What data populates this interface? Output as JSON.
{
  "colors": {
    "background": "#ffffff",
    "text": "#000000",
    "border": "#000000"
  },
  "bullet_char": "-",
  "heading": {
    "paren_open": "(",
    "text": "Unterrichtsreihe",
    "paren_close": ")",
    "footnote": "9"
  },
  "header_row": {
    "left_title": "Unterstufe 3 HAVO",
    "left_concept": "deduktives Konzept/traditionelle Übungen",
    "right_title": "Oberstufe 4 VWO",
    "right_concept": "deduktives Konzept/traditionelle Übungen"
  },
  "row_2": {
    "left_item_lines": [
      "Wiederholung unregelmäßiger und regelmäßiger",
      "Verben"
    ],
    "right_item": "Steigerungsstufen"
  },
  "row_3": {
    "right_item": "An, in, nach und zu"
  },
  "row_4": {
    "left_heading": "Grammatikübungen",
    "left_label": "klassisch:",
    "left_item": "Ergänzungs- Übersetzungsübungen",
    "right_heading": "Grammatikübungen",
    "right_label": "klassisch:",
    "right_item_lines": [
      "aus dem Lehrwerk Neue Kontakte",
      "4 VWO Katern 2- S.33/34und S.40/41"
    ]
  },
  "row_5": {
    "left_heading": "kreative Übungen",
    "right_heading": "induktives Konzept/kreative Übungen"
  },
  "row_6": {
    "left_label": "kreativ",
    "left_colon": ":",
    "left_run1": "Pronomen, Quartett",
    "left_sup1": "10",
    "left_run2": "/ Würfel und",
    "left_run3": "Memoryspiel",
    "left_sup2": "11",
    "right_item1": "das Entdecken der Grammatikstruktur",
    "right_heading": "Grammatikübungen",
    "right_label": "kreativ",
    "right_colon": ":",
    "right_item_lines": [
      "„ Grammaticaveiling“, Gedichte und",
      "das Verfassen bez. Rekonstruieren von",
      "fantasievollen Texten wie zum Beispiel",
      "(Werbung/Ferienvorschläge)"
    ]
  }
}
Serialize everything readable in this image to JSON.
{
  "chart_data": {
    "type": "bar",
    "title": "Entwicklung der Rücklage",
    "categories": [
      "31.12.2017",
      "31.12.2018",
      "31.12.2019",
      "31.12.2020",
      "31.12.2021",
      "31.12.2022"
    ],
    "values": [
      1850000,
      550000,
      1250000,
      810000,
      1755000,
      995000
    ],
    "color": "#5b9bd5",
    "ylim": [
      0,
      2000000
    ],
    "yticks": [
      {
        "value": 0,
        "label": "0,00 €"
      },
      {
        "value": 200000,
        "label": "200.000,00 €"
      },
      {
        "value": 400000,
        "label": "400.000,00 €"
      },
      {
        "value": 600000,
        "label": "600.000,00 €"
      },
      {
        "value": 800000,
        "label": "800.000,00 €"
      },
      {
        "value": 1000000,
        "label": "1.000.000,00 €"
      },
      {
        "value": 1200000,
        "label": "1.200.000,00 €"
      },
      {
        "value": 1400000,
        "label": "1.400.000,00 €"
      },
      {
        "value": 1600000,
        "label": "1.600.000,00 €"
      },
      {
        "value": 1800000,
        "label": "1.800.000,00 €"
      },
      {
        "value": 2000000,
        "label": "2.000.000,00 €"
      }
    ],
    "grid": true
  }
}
__________
▶ Task prompt
Count the lines of these entries that hold the string "traditionelle", and give only that number.

▶ Task response
2